**TASK DESCRIPTION**: Would it be possible to write out each entry below exactly, without the pictures?

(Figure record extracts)
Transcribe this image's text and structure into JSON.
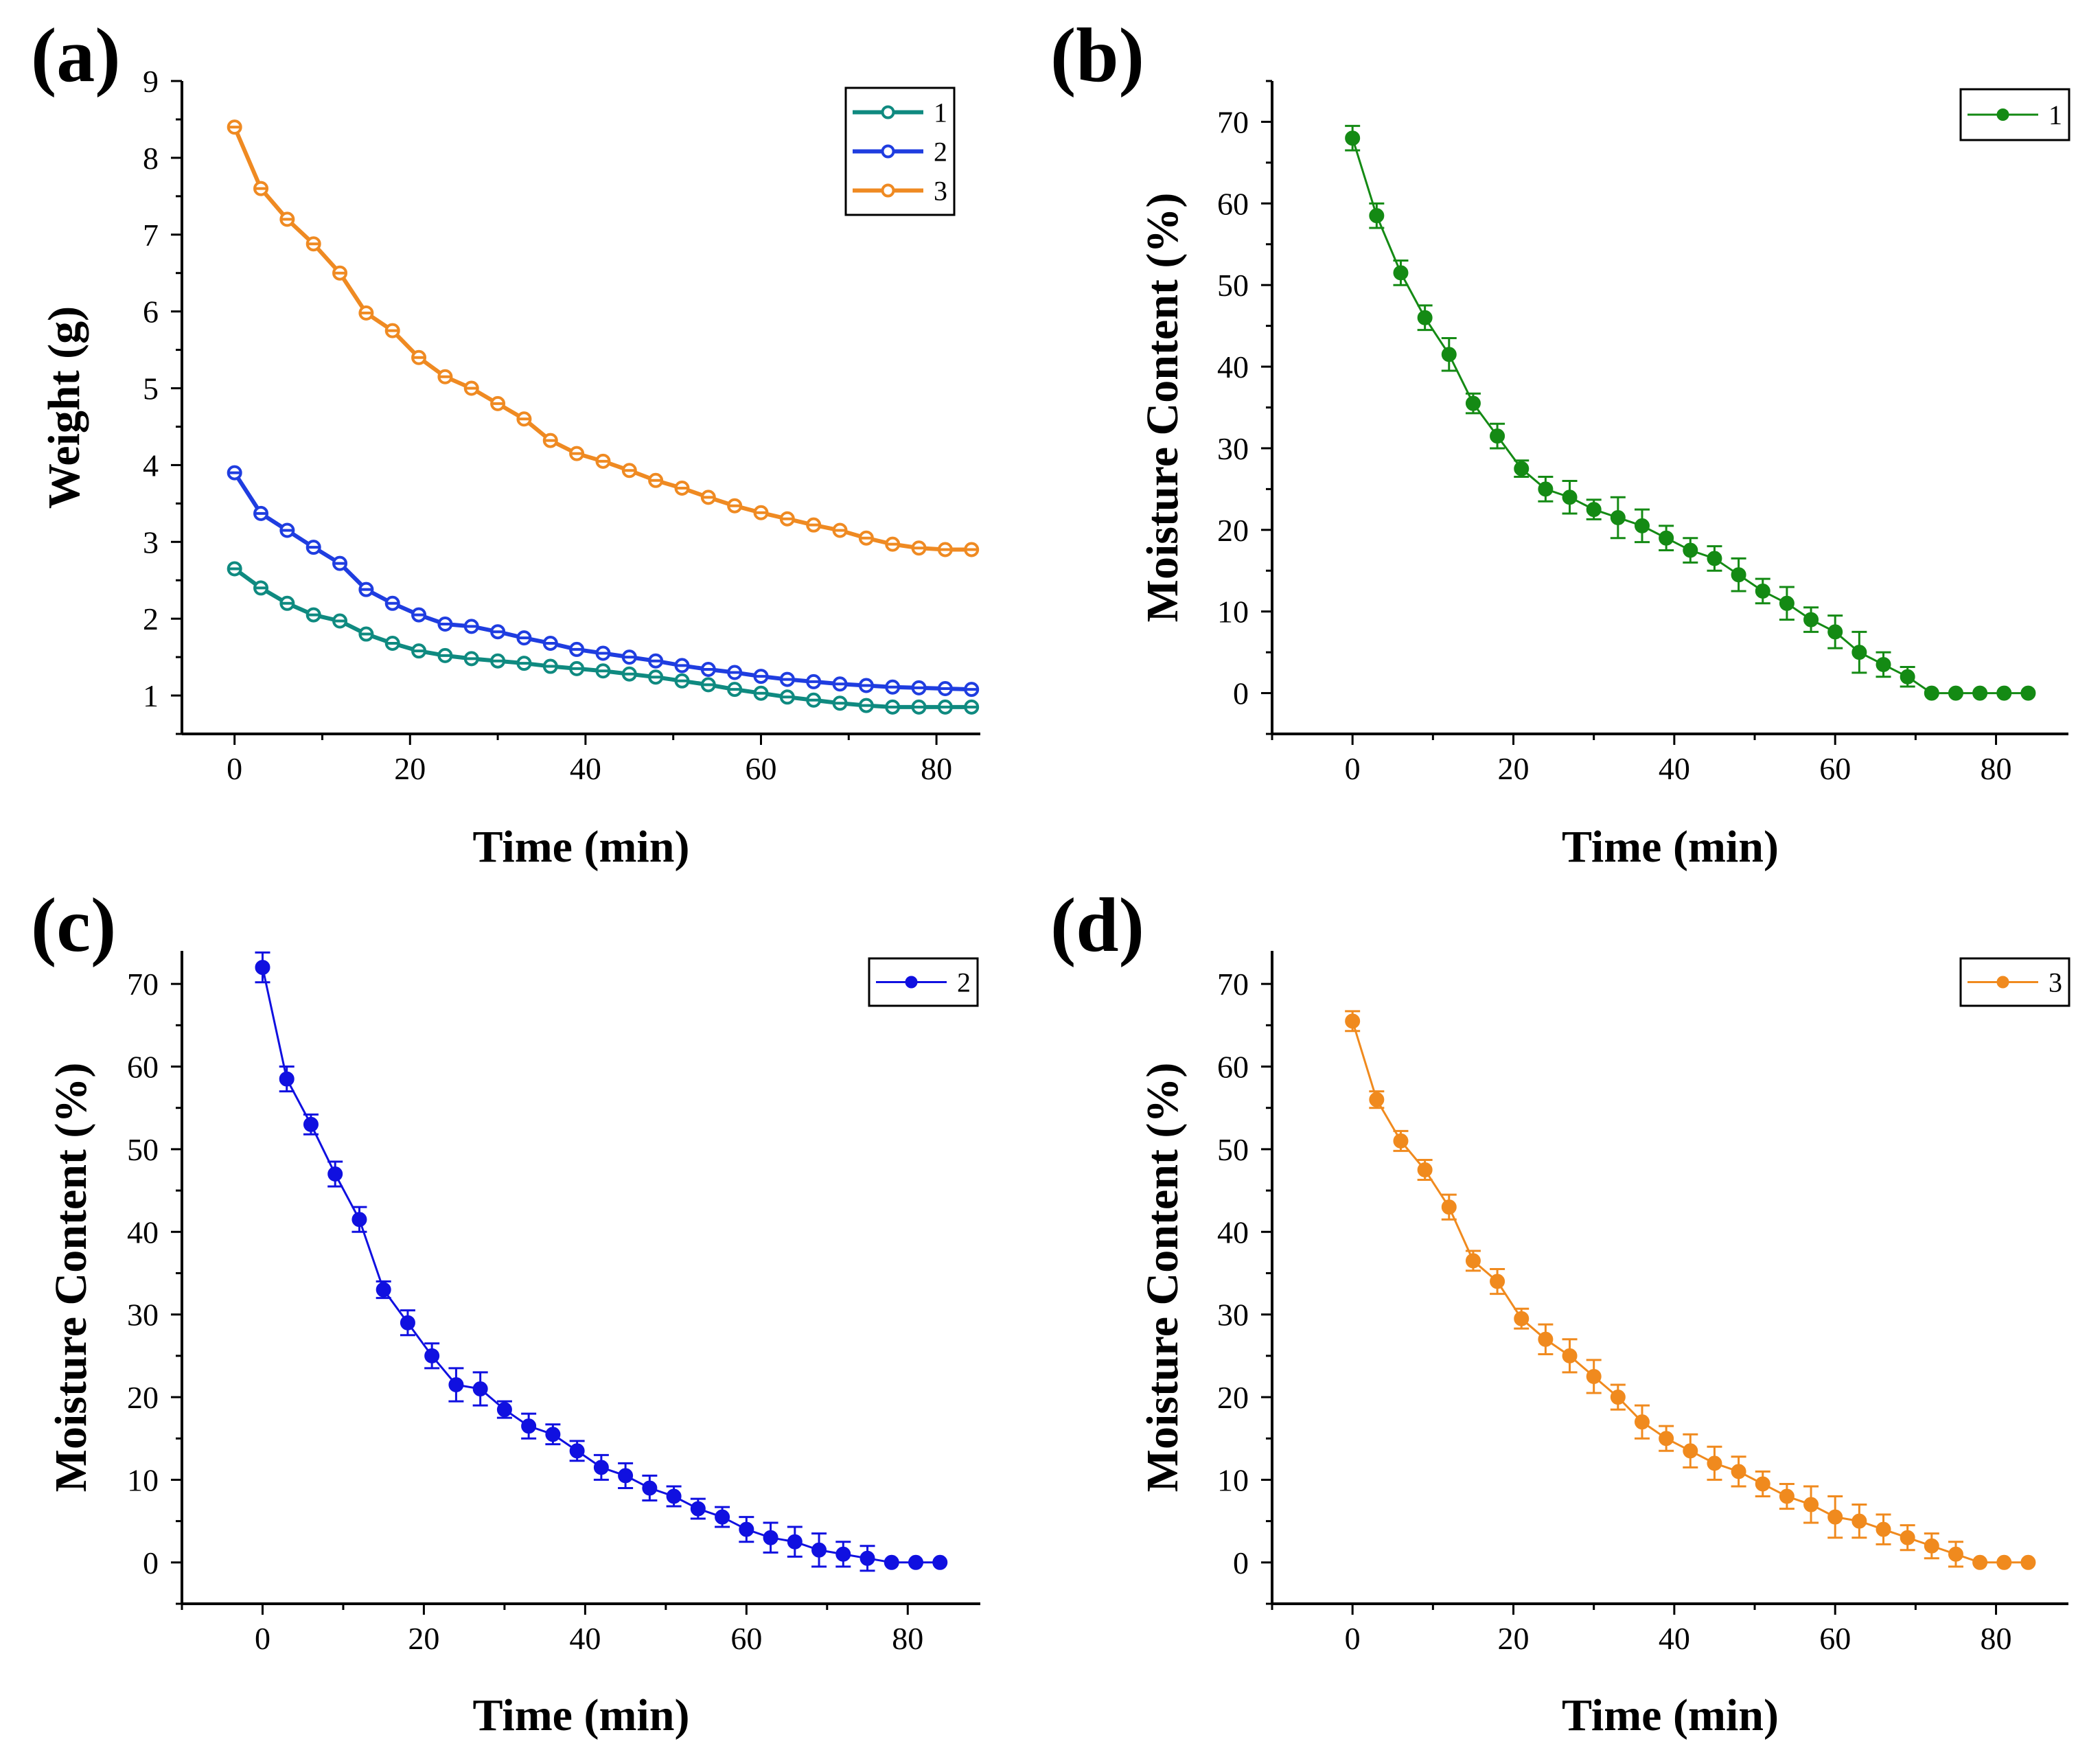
{
  "chart_data": [
    {
      "panel": "(a)",
      "type": "line",
      "xlabel": "Time (min)",
      "ylabel": "Weight (g)",
      "xlim": [
        -6,
        85
      ],
      "ylim": [
        0.5,
        9
      ],
      "xticks": [
        0,
        20,
        40,
        60,
        80
      ],
      "yticks": [
        1,
        2,
        3,
        4,
        5,
        6,
        7,
        8,
        9
      ],
      "grid": false,
      "legend_position": "top-right",
      "x": [
        0,
        3,
        6,
        9,
        12,
        15,
        18,
        21,
        24,
        27,
        30,
        33,
        36,
        39,
        42,
        45,
        48,
        51,
        54,
        57,
        60,
        63,
        66,
        69,
        72,
        75,
        78,
        81,
        84
      ],
      "series": [
        {
          "name": "1",
          "color": "#0f8a80",
          "values": [
            2.65,
            2.4,
            2.2,
            2.05,
            1.97,
            1.8,
            1.68,
            1.58,
            1.52,
            1.48,
            1.45,
            1.42,
            1.38,
            1.35,
            1.32,
            1.28,
            1.24,
            1.19,
            1.14,
            1.08,
            1.03,
            0.98,
            0.94,
            0.9,
            0.87,
            0.85,
            0.85,
            0.85,
            0.85
          ]
        },
        {
          "name": "2",
          "color": "#1f3de0",
          "values": [
            3.9,
            3.37,
            3.15,
            2.93,
            2.72,
            2.38,
            2.2,
            2.05,
            1.93,
            1.9,
            1.83,
            1.75,
            1.68,
            1.6,
            1.55,
            1.5,
            1.45,
            1.39,
            1.34,
            1.3,
            1.25,
            1.21,
            1.18,
            1.15,
            1.13,
            1.11,
            1.1,
            1.09,
            1.08
          ]
        },
        {
          "name": "3",
          "color": "#ef8a22",
          "values": [
            8.4,
            7.6,
            7.2,
            6.88,
            6.5,
            5.98,
            5.75,
            5.4,
            5.15,
            5.0,
            4.8,
            4.6,
            4.32,
            4.15,
            4.05,
            3.93,
            3.8,
            3.7,
            3.58,
            3.47,
            3.38,
            3.3,
            3.22,
            3.15,
            3.05,
            2.97,
            2.92,
            2.9,
            2.9
          ]
        }
      ]
    },
    {
      "panel": "(b)",
      "type": "line",
      "xlabel": "Time (min)",
      "ylabel": "Moisture Content (%)",
      "xlim": [
        -10,
        89
      ],
      "ylim": [
        -5,
        75
      ],
      "xticks": [
        0,
        20,
        40,
        60,
        80
      ],
      "yticks": [
        0,
        10,
        20,
        30,
        40,
        50,
        60,
        70
      ],
      "grid": false,
      "legend_position": "top-right",
      "x": [
        0,
        3,
        6,
        9,
        12,
        15,
        18,
        21,
        24,
        27,
        30,
        33,
        36,
        39,
        42,
        45,
        48,
        51,
        54,
        57,
        60,
        63,
        66,
        69,
        72,
        75,
        78,
        81,
        84
      ],
      "series": [
        {
          "name": "1",
          "color": "#148a14",
          "values": [
            68,
            58.5,
            51.5,
            46,
            41.5,
            35.5,
            31.5,
            27.5,
            25,
            24,
            22.5,
            21.5,
            20.5,
            19,
            17.5,
            16.5,
            14.5,
            12.5,
            11,
            9,
            7.5,
            5,
            3.5,
            2,
            0,
            0,
            0,
            0,
            0
          ],
          "errors": [
            1.5,
            1.5,
            1.5,
            1.5,
            2,
            1.2,
            1.5,
            1,
            1.5,
            2,
            1.2,
            2.5,
            2,
            1.5,
            1.5,
            1.5,
            2,
            1.5,
            2,
            1.5,
            2,
            2.5,
            1.5,
            1.2,
            0.3,
            0.3,
            0.3,
            0.3,
            0.3
          ]
        }
      ]
    },
    {
      "panel": "(c)",
      "type": "line",
      "xlabel": "Time (min)",
      "ylabel": "Moisture Content (%)",
      "xlim": [
        -10,
        89
      ],
      "ylim": [
        -5,
        74
      ],
      "xticks": [
        0,
        20,
        40,
        60,
        80
      ],
      "yticks": [
        0,
        10,
        20,
        30,
        40,
        50,
        60,
        70
      ],
      "grid": false,
      "legend_position": "top-right",
      "x": [
        0,
        3,
        6,
        9,
        12,
        15,
        18,
        21,
        24,
        27,
        30,
        33,
        36,
        39,
        42,
        45,
        48,
        51,
        54,
        57,
        60,
        63,
        66,
        69,
        72,
        75,
        78,
        81,
        84
      ],
      "series": [
        {
          "name": "2",
          "color": "#1010e0",
          "values": [
            72,
            58.5,
            53,
            47,
            41.5,
            33,
            29,
            25,
            21.5,
            21,
            18.5,
            16.5,
            15.5,
            13.5,
            11.5,
            10.5,
            9,
            8,
            6.5,
            5.5,
            4,
            3,
            2.5,
            1.5,
            1,
            0.5,
            0,
            0,
            0
          ],
          "errors": [
            1.8,
            1.5,
            1.2,
            1.5,
            1.5,
            1,
            1.5,
            1.5,
            2,
            2,
            1,
            1.5,
            1.2,
            1.2,
            1.5,
            1.5,
            1.5,
            1.2,
            1.2,
            1.2,
            1.5,
            1.8,
            1.8,
            2,
            1.5,
            1.5,
            0.3,
            0.3,
            0.3
          ]
        }
      ]
    },
    {
      "panel": "(d)",
      "type": "line",
      "xlabel": "Time (min)",
      "ylabel": "Moisture Content (%)",
      "xlim": [
        -10,
        89
      ],
      "ylim": [
        -5,
        74
      ],
      "xticks": [
        0,
        20,
        40,
        60,
        80
      ],
      "yticks": [
        0,
        10,
        20,
        30,
        40,
        50,
        60,
        70
      ],
      "grid": false,
      "legend_position": "top-right",
      "x": [
        0,
        3,
        6,
        9,
        12,
        15,
        18,
        21,
        24,
        27,
        30,
        33,
        36,
        39,
        42,
        45,
        48,
        51,
        54,
        57,
        60,
        63,
        66,
        69,
        72,
        75,
        78,
        81,
        84
      ],
      "series": [
        {
          "name": "3",
          "color": "#f08a1e",
          "values": [
            65.5,
            56,
            51,
            47.5,
            43,
            36.5,
            34,
            29.5,
            27,
            25,
            22.5,
            20,
            17,
            15,
            13.5,
            12,
            11,
            9.5,
            8,
            7,
            5.5,
            5,
            4,
            3,
            2,
            1,
            0,
            0,
            0
          ],
          "errors": [
            1.2,
            1,
            1.2,
            1.2,
            1.5,
            1.2,
            1.5,
            1.2,
            1.8,
            2,
            2,
            1.5,
            2,
            1.5,
            2,
            2,
            1.8,
            1.5,
            1.5,
            2.2,
            2.5,
            2,
            1.8,
            1.5,
            1.5,
            1.5,
            0.3,
            0.3,
            0.3
          ]
        }
      ]
    }
  ]
}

**COMPLETED EXERCISE**:
Transcribe this image's text and structure into JSON.
{
  "chart_data": [
    {
      "panel": "(a)",
      "type": "line",
      "xlabel": "Time (min)",
      "ylabel": "Weight (g)",
      "xlim": [
        -6,
        85
      ],
      "ylim": [
        0.5,
        9
      ],
      "xticks": [
        0,
        20,
        40,
        60,
        80
      ],
      "yticks": [
        1,
        2,
        3,
        4,
        5,
        6,
        7,
        8,
        9
      ],
      "grid": false,
      "legend_position": "top-right",
      "x": [
        0,
        3,
        6,
        9,
        12,
        15,
        18,
        21,
        24,
        27,
        30,
        33,
        36,
        39,
        42,
        45,
        48,
        51,
        54,
        57,
        60,
        63,
        66,
        69,
        72,
        75,
        78,
        81,
        84
      ],
      "series": [
        {
          "name": "1",
          "color": "#0f8a80",
          "values": [
            2.65,
            2.4,
            2.2,
            2.05,
            1.97,
            1.8,
            1.68,
            1.58,
            1.52,
            1.48,
            1.45,
            1.42,
            1.38,
            1.35,
            1.32,
            1.28,
            1.24,
            1.19,
            1.14,
            1.08,
            1.03,
            0.98,
            0.94,
            0.9,
            0.87,
            0.85,
            0.85,
            0.85,
            0.85
          ]
        },
        {
          "name": "2",
          "color": "#1f3de0",
          "values": [
            3.9,
            3.37,
            3.15,
            2.93,
            2.72,
            2.38,
            2.2,
            2.05,
            1.93,
            1.9,
            1.83,
            1.75,
            1.68,
            1.6,
            1.55,
            1.5,
            1.45,
            1.39,
            1.34,
            1.3,
            1.25,
            1.21,
            1.18,
            1.15,
            1.13,
            1.11,
            1.1,
            1.09,
            1.08
          ]
        },
        {
          "name": "3",
          "color": "#ef8a22",
          "values": [
            8.4,
            7.6,
            7.2,
            6.88,
            6.5,
            5.98,
            5.75,
            5.4,
            5.15,
            5.0,
            4.8,
            4.6,
            4.32,
            4.15,
            4.05,
            3.93,
            3.8,
            3.7,
            3.58,
            3.47,
            3.38,
            3.3,
            3.22,
            3.15,
            3.05,
            2.97,
            2.92,
            2.9,
            2.9
          ]
        }
      ]
    },
    {
      "panel": "(b)",
      "type": "line",
      "xlabel": "Time (min)",
      "ylabel": "Moisture Content (%)",
      "xlim": [
        -10,
        89
      ],
      "ylim": [
        -5,
        75
      ],
      "xticks": [
        0,
        20,
        40,
        60,
        80
      ],
      "yticks": [
        0,
        10,
        20,
        30,
        40,
        50,
        60,
        70
      ],
      "grid": false,
      "legend_position": "top-right",
      "x": [
        0,
        3,
        6,
        9,
        12,
        15,
        18,
        21,
        24,
        27,
        30,
        33,
        36,
        39,
        42,
        45,
        48,
        51,
        54,
        57,
        60,
        63,
        66,
        69,
        72,
        75,
        78,
        81,
        84
      ],
      "series": [
        {
          "name": "1",
          "color": "#148a14",
          "values": [
            68,
            58.5,
            51.5,
            46,
            41.5,
            35.5,
            31.5,
            27.5,
            25,
            24,
            22.5,
            21.5,
            20.5,
            19,
            17.5,
            16.5,
            14.5,
            12.5,
            11,
            9,
            7.5,
            5,
            3.5,
            2,
            0,
            0,
            0,
            0,
            0
          ],
          "errors": [
            1.5,
            1.5,
            1.5,
            1.5,
            2,
            1.2,
            1.5,
            1,
            1.5,
            2,
            1.2,
            2.5,
            2,
            1.5,
            1.5,
            1.5,
            2,
            1.5,
            2,
            1.5,
            2,
            2.5,
            1.5,
            1.2,
            0.3,
            0.3,
            0.3,
            0.3,
            0.3
          ]
        }
      ]
    },
    {
      "panel": "(c)",
      "type": "line",
      "xlabel": "Time (min)",
      "ylabel": "Moisture Content (%)",
      "xlim": [
        -10,
        89
      ],
      "ylim": [
        -5,
        74
      ],
      "xticks": [
        0,
        20,
        40,
        60,
        80
      ],
      "yticks": [
        0,
        10,
        20,
        30,
        40,
        50,
        60,
        70
      ],
      "grid": false,
      "legend_position": "top-right",
      "x": [
        0,
        3,
        6,
        9,
        12,
        15,
        18,
        21,
        24,
        27,
        30,
        33,
        36,
        39,
        42,
        45,
        48,
        51,
        54,
        57,
        60,
        63,
        66,
        69,
        72,
        75,
        78,
        81,
        84
      ],
      "series": [
        {
          "name": "2",
          "color": "#1010e0",
          "values": [
            72,
            58.5,
            53,
            47,
            41.5,
            33,
            29,
            25,
            21.5,
            21,
            18.5,
            16.5,
            15.5,
            13.5,
            11.5,
            10.5,
            9,
            8,
            6.5,
            5.5,
            4,
            3,
            2.5,
            1.5,
            1,
            0.5,
            0,
            0,
            0
          ],
          "errors": [
            1.8,
            1.5,
            1.2,
            1.5,
            1.5,
            1,
            1.5,
            1.5,
            2,
            2,
            1,
            1.5,
            1.2,
            1.2,
            1.5,
            1.5,
            1.5,
            1.2,
            1.2,
            1.2,
            1.5,
            1.8,
            1.8,
            2,
            1.5,
            1.5,
            0.3,
            0.3,
            0.3
          ]
        }
      ]
    },
    {
      "panel": "(d)",
      "type": "line",
      "xlabel": "Time (min)",
      "ylabel": "Moisture Content (%)",
      "xlim": [
        -10,
        89
      ],
      "ylim": [
        -5,
        74
      ],
      "xticks": [
        0,
        20,
        40,
        60,
        80
      ],
      "yticks": [
        0,
        10,
        20,
        30,
        40,
        50,
        60,
        70
      ],
      "grid": false,
      "legend_position": "top-right",
      "x": [
        0,
        3,
        6,
        9,
        12,
        15,
        18,
        21,
        24,
        27,
        30,
        33,
        36,
        39,
        42,
        45,
        48,
        51,
        54,
        57,
        60,
        63,
        66,
        69,
        72,
        75,
        78,
        81,
        84
      ],
      "series": [
        {
          "name": "3",
          "color": "#f08a1e",
          "values": [
            65.5,
            56,
            51,
            47.5,
            43,
            36.5,
            34,
            29.5,
            27,
            25,
            22.5,
            20,
            17,
            15,
            13.5,
            12,
            11,
            9.5,
            8,
            7,
            5.5,
            5,
            4,
            3,
            2,
            1,
            0,
            0,
            0
          ],
          "errors": [
            1.2,
            1,
            1.2,
            1.2,
            1.5,
            1.2,
            1.5,
            1.2,
            1.8,
            2,
            2,
            1.5,
            2,
            1.5,
            2,
            2,
            1.8,
            1.5,
            1.5,
            2.2,
            2.5,
            2,
            1.8,
            1.5,
            1.5,
            1.5,
            0.3,
            0.3,
            0.3
          ]
        }
      ]
    }
  ]
}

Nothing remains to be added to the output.